### WRITTEN INSTRUCTION:
Exactly reproduce all the records, keeping pictures out of the copy.

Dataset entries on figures
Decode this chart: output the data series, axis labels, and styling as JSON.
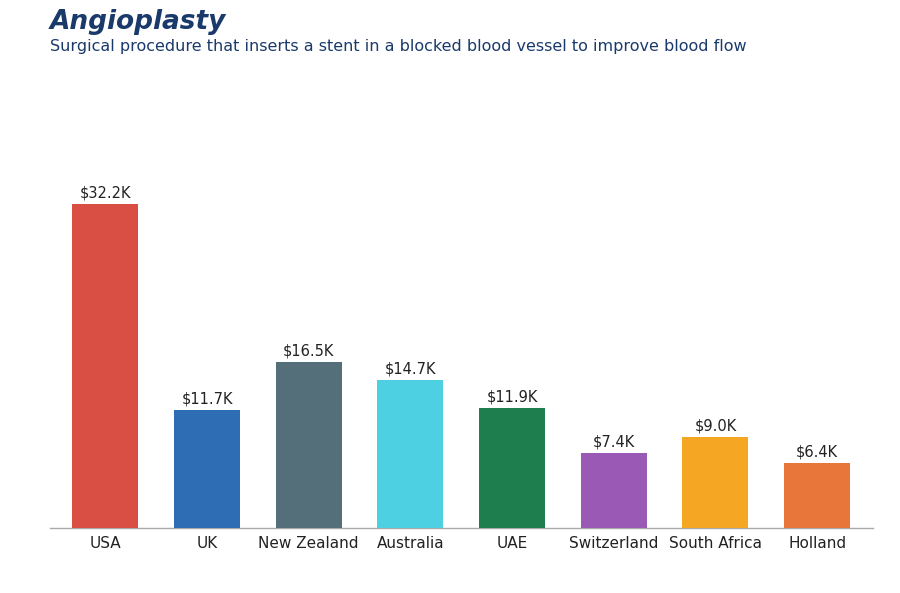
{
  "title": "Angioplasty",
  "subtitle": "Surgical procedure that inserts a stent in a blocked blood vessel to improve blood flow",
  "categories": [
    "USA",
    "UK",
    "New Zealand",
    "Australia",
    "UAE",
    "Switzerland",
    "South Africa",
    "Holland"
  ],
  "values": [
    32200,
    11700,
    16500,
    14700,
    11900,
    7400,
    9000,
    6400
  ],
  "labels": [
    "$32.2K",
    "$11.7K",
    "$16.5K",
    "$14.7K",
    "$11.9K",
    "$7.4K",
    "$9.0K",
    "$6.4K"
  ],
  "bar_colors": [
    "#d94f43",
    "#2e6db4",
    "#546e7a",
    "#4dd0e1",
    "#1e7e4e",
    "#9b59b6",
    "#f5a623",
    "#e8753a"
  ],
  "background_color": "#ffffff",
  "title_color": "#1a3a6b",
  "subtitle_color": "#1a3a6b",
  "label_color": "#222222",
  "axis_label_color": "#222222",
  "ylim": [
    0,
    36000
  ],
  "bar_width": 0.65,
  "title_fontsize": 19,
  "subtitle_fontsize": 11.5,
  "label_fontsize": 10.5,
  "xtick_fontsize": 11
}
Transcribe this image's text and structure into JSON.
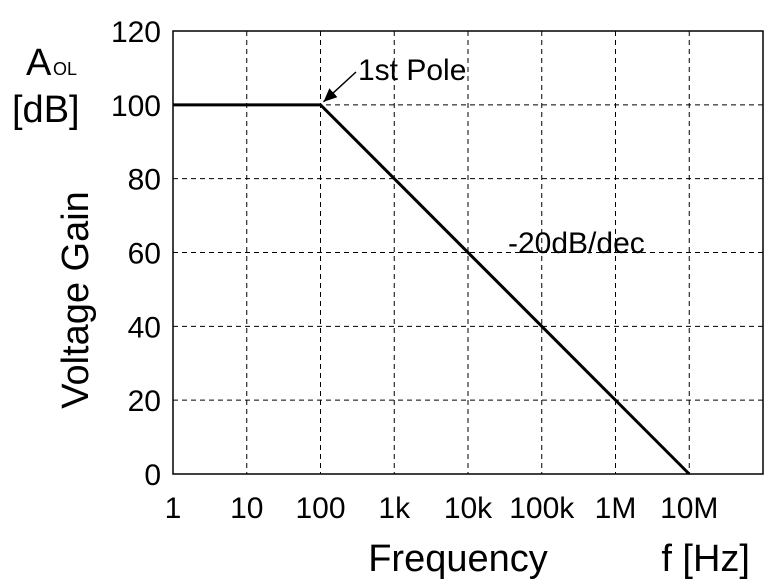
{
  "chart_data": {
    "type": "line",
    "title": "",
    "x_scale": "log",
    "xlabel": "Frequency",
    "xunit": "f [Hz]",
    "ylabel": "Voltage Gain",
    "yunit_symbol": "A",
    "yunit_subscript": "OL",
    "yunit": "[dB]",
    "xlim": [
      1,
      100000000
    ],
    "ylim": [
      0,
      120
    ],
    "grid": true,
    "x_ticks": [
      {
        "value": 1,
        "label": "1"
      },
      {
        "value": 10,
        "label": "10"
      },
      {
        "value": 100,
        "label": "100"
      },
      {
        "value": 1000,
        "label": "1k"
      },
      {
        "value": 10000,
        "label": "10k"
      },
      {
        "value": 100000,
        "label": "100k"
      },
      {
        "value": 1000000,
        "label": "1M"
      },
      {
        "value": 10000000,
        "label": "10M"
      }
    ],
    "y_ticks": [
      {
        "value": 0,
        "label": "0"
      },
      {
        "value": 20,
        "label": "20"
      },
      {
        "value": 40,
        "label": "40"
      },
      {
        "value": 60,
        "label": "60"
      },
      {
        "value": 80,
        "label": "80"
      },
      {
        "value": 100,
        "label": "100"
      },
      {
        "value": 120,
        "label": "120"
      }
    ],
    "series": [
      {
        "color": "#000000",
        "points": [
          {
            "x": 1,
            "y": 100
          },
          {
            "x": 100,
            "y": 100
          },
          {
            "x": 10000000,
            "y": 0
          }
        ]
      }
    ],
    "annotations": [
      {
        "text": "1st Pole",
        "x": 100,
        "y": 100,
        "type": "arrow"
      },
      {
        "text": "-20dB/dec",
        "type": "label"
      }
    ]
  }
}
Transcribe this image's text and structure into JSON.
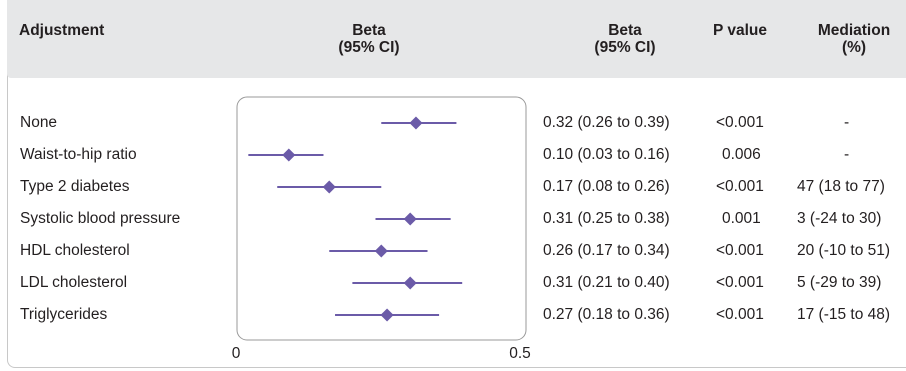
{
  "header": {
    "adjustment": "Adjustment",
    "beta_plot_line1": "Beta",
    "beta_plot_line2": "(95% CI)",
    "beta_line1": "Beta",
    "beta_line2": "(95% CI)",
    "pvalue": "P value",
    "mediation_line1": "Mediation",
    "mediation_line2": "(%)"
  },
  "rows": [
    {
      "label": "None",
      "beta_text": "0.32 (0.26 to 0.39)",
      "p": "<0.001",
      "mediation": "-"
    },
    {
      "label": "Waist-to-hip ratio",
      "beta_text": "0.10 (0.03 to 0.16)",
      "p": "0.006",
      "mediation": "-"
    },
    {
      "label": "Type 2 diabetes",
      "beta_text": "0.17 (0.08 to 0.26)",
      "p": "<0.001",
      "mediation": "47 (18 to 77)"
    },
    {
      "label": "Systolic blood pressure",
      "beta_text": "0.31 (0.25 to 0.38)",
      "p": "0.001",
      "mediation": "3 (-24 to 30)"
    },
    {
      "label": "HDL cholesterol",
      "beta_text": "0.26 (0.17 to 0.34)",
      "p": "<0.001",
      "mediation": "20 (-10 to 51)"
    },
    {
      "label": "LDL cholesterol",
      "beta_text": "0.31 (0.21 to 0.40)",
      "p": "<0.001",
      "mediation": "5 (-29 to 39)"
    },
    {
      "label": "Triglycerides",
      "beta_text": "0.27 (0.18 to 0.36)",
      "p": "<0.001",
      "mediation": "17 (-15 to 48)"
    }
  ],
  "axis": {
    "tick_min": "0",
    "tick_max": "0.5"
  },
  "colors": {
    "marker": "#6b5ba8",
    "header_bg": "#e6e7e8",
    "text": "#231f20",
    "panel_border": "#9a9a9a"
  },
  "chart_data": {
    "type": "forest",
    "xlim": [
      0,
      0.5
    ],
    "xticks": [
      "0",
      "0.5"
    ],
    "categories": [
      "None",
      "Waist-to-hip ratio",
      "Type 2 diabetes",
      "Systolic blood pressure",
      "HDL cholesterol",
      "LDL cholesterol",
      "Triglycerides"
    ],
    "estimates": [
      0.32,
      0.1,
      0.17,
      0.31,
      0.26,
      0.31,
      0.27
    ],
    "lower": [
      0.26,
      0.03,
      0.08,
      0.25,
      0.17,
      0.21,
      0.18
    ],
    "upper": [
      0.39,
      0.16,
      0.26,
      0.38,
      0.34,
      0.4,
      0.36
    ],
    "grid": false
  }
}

### THE OUTPUT:
Decode this chart: output the data series, axis labels, and styling as JSON.
{
  "title": "Angioplasty",
  "subtitle": "Surgical procedure that inserts a stent in a blocked blood vessel to improve blood flow",
  "categories": [
    "USA",
    "UK",
    "New Zealand",
    "Australia",
    "UAE",
    "Switzerland",
    "South Africa",
    "Holland"
  ],
  "values": [
    32200,
    11700,
    16500,
    14700,
    11900,
    7400,
    9000,
    6400
  ],
  "labels": [
    "$32.2K",
    "$11.7K",
    "$16.5K",
    "$14.7K",
    "$11.9K",
    "$7.4K",
    "$9.0K",
    "$6.4K"
  ],
  "bar_colors": [
    "#d94f43",
    "#2e6db4",
    "#546e7a",
    "#4dd0e1",
    "#1e7e4e",
    "#9b59b6",
    "#f5a623",
    "#e8753a"
  ],
  "background_color": "#ffffff",
  "title_color": "#1a3a6b",
  "subtitle_color": "#1a3a6b",
  "label_color": "#222222",
  "axis_label_color": "#222222",
  "ylim": [
    0,
    36000
  ],
  "bar_width": 0.65,
  "title_fontsize": 19,
  "subtitle_fontsize": 11.5,
  "label_fontsize": 10.5,
  "xtick_fontsize": 11
}
Transcribe this image's text and structure into JSON.
{
  "chart_data": {
    "type": "line",
    "title": "",
    "x_scale": "log",
    "xlabel": "Frequency",
    "xunit": "f [Hz]",
    "ylabel": "Voltage Gain",
    "yunit_symbol": "A",
    "yunit_subscript": "OL",
    "yunit": "[dB]",
    "xlim": [
      1,
      100000000
    ],
    "ylim": [
      0,
      120
    ],
    "grid": true,
    "x_ticks": [
      {
        "value": 1,
        "label": "1"
      },
      {
        "value": 10,
        "label": "10"
      },
      {
        "value": 100,
        "label": "100"
      },
      {
        "value": 1000,
        "label": "1k"
      },
      {
        "value": 10000,
        "label": "10k"
      },
      {
        "value": 100000,
        "label": "100k"
      },
      {
        "value": 1000000,
        "label": "1M"
      },
      {
        "value": 10000000,
        "label": "10M"
      }
    ],
    "y_ticks": [
      {
        "value": 0,
        "label": "0"
      },
      {
        "value": 20,
        "label": "20"
      },
      {
        "value": 40,
        "label": "40"
      },
      {
        "value": 60,
        "label": "60"
      },
      {
        "value": 80,
        "label": "80"
      },
      {
        "value": 100,
        "label": "100"
      },
      {
        "value": 120,
        "label": "120"
      }
    ],
    "series": [
      {
        "color": "#000000",
        "points": [
          {
            "x": 1,
            "y": 100
          },
          {
            "x": 100,
            "y": 100
          },
          {
            "x": 10000000,
            "y": 0
          }
        ]
      }
    ],
    "annotations": [
      {
        "text": "1st Pole",
        "x": 100,
        "y": 100,
        "type": "arrow"
      },
      {
        "text": "-20dB/dec",
        "type": "label"
      }
    ]
  }
}
Transcribe this image's text and structure into JSON.
{
  "header": {
    "adjustment": "Adjustment",
    "beta_plot_line1": "Beta",
    "beta_plot_line2": "(95% CI)",
    "beta_line1": "Beta",
    "beta_line2": "(95% CI)",
    "pvalue": "P value",
    "mediation_line1": "Mediation",
    "mediation_line2": "(%)"
  },
  "rows": [
    {
      "label": "None",
      "beta_text": "0.32 (0.26 to 0.39)",
      "p": "<0.001",
      "mediation": "-"
    },
    {
      "label": "Waist-to-hip ratio",
      "beta_text": "0.10 (0.03 to 0.16)",
      "p": "0.006",
      "mediation": "-"
    },
    {
      "label": "Type 2 diabetes",
      "beta_text": "0.17 (0.08 to 0.26)",
      "p": "<0.001",
      "mediation": "47 (18 to 77)"
    },
    {
      "label": "Systolic blood pressure",
      "beta_text": "0.31 (0.25 to 0.38)",
      "p": "0.001",
      "mediation": "3 (-24 to 30)"
    },
    {
      "label": "HDL cholesterol",
      "beta_text": "0.26 (0.17 to 0.34)",
      "p": "<0.001",
      "mediation": "20 (-10 to 51)"
    },
    {
      "label": "LDL cholesterol",
      "beta_text": "0.31 (0.21 to 0.40)",
      "p": "<0.001",
      "mediation": "5 (-29 to 39)"
    },
    {
      "label": "Triglycerides",
      "beta_text": "0.27 (0.18 to 0.36)",
      "p": "<0.001",
      "mediation": "17 (-15 to 48)"
    }
  ],
  "axis": {
    "tick_min": "0",
    "tick_max": "0.5"
  },
  "colors": {
    "marker": "#6b5ba8",
    "header_bg": "#e6e7e8",
    "text": "#231f20",
    "panel_border": "#9a9a9a"
  },
  "chart_data": {
    "type": "forest",
    "xlim": [
      0,
      0.5
    ],
    "xticks": [
      "0",
      "0.5"
    ],
    "categories": [
      "None",
      "Waist-to-hip ratio",
      "Type 2 diabetes",
      "Systolic blood pressure",
      "HDL cholesterol",
      "LDL cholesterol",
      "Triglycerides"
    ],
    "estimates": [
      0.32,
      0.1,
      0.17,
      0.31,
      0.26,
      0.31,
      0.27
    ],
    "lower": [
      0.26,
      0.03,
      0.08,
      0.25,
      0.17,
      0.21,
      0.18
    ],
    "upper": [
      0.39,
      0.16,
      0.26,
      0.38,
      0.34,
      0.4,
      0.36
    ],
    "grid": false
  }
}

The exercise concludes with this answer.